### [Task objective]
From the listing below, pull out every line where the string "that" appears.
····················
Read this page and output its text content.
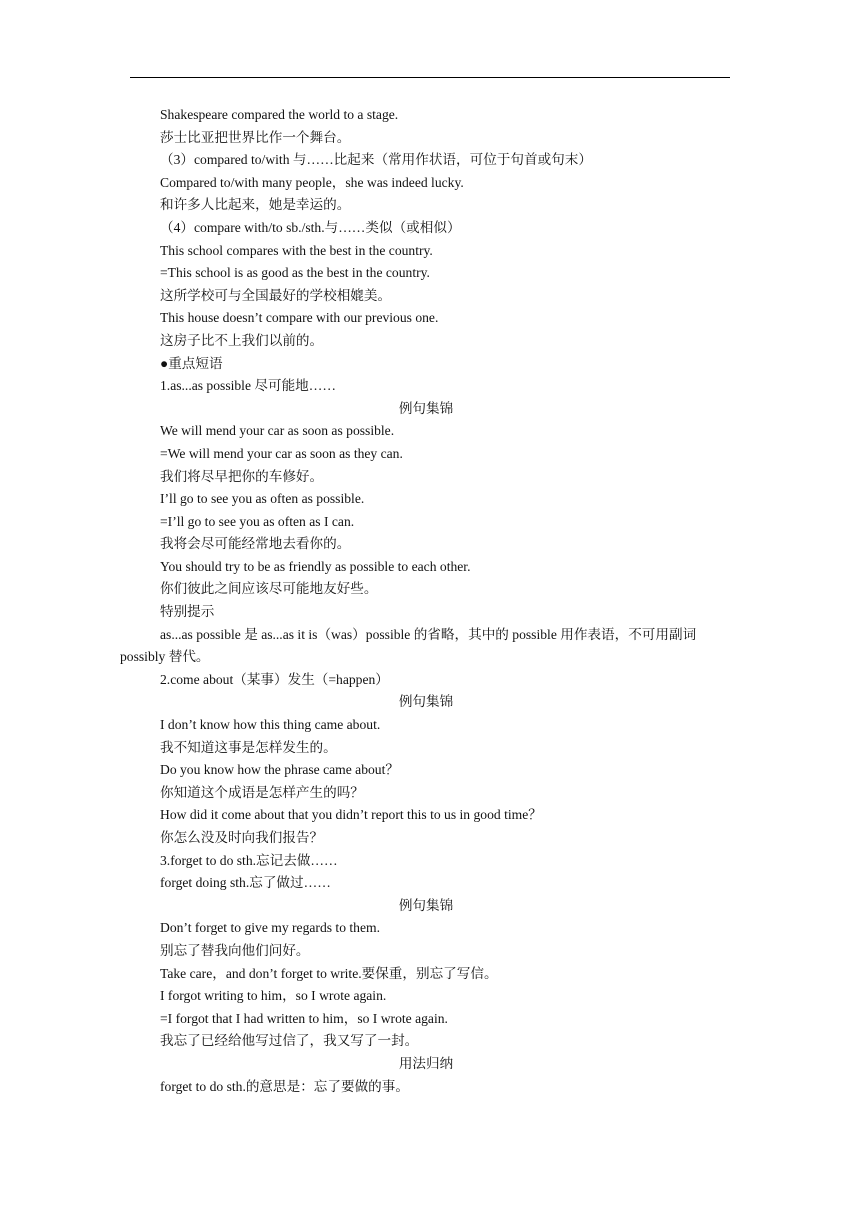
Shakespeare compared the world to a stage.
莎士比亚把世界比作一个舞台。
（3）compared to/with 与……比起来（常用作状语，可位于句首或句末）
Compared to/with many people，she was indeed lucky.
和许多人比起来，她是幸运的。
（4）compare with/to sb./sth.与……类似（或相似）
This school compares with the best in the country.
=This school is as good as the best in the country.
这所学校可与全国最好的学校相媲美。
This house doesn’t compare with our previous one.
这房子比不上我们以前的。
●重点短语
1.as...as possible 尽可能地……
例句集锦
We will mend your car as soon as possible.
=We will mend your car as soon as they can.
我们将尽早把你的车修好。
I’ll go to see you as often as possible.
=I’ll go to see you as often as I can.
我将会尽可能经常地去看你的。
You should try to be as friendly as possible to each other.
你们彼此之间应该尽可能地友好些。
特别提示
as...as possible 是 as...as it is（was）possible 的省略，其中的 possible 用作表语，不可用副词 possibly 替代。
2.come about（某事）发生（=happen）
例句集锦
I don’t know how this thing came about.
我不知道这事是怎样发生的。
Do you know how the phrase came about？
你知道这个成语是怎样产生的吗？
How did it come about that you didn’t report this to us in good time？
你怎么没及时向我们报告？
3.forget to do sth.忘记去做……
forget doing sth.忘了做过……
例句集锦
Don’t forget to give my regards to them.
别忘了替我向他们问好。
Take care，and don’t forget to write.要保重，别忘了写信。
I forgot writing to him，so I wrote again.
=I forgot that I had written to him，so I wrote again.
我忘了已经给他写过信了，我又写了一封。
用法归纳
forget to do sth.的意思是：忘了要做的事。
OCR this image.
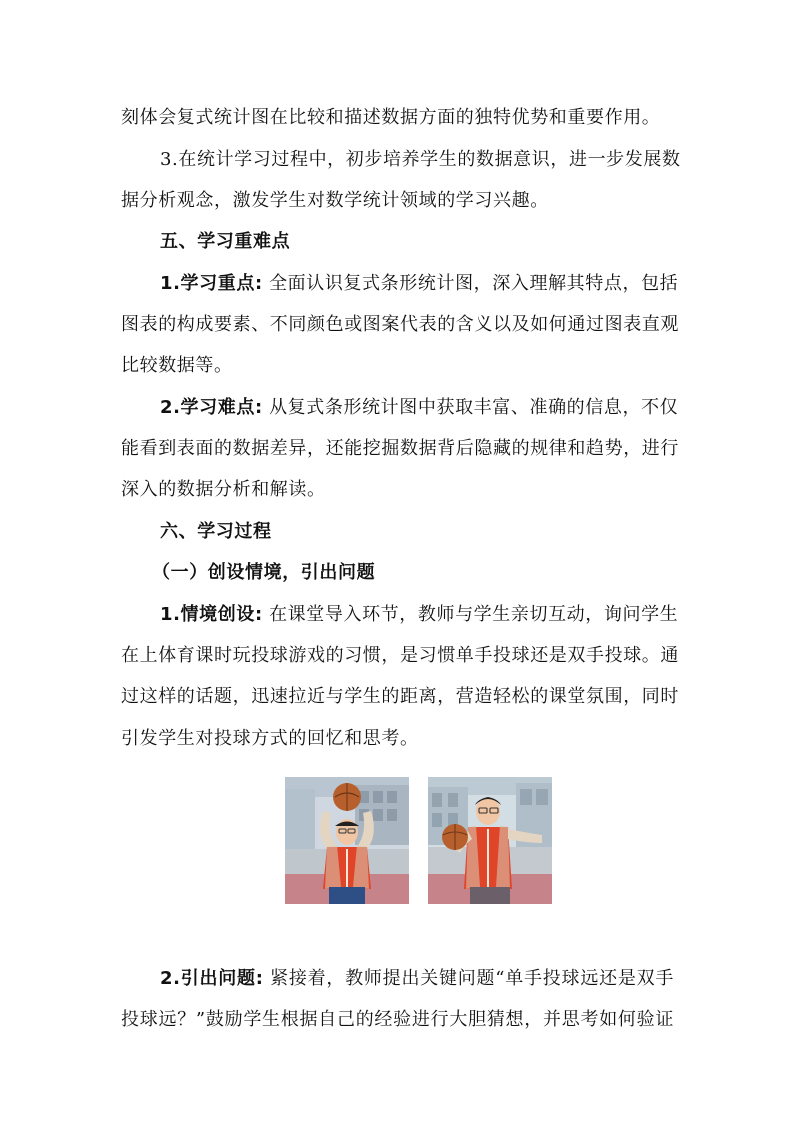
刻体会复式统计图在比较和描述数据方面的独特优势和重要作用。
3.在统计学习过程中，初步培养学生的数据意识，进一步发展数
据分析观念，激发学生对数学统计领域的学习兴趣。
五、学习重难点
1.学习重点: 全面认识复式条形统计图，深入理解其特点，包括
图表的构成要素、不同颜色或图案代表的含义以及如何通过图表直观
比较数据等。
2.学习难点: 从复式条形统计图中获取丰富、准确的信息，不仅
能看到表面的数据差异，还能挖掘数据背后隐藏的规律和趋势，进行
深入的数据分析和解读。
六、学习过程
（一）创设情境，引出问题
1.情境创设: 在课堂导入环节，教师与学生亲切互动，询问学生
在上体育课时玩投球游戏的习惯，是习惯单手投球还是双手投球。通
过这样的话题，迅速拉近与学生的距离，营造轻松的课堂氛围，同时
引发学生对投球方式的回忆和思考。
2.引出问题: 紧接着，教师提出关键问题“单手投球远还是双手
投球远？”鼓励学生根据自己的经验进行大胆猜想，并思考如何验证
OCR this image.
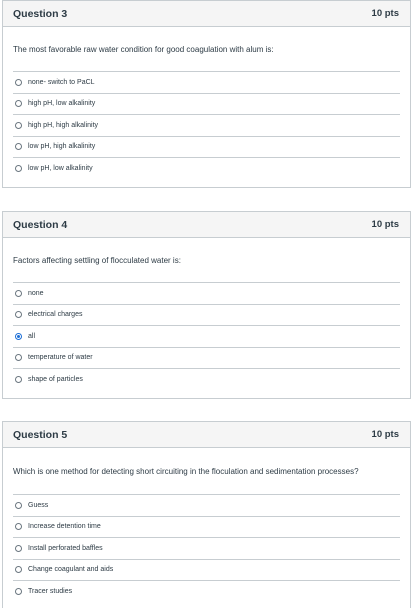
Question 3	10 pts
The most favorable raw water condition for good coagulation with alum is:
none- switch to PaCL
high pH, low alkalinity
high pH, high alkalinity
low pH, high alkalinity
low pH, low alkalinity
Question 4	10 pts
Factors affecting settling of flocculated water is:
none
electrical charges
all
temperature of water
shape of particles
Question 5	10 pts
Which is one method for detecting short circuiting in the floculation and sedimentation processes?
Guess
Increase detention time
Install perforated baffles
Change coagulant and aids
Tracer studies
····················
### [Written response]
How did it come about that you didn’t report this to us in good time？
=I forgot that I had written to him，so I wrote again.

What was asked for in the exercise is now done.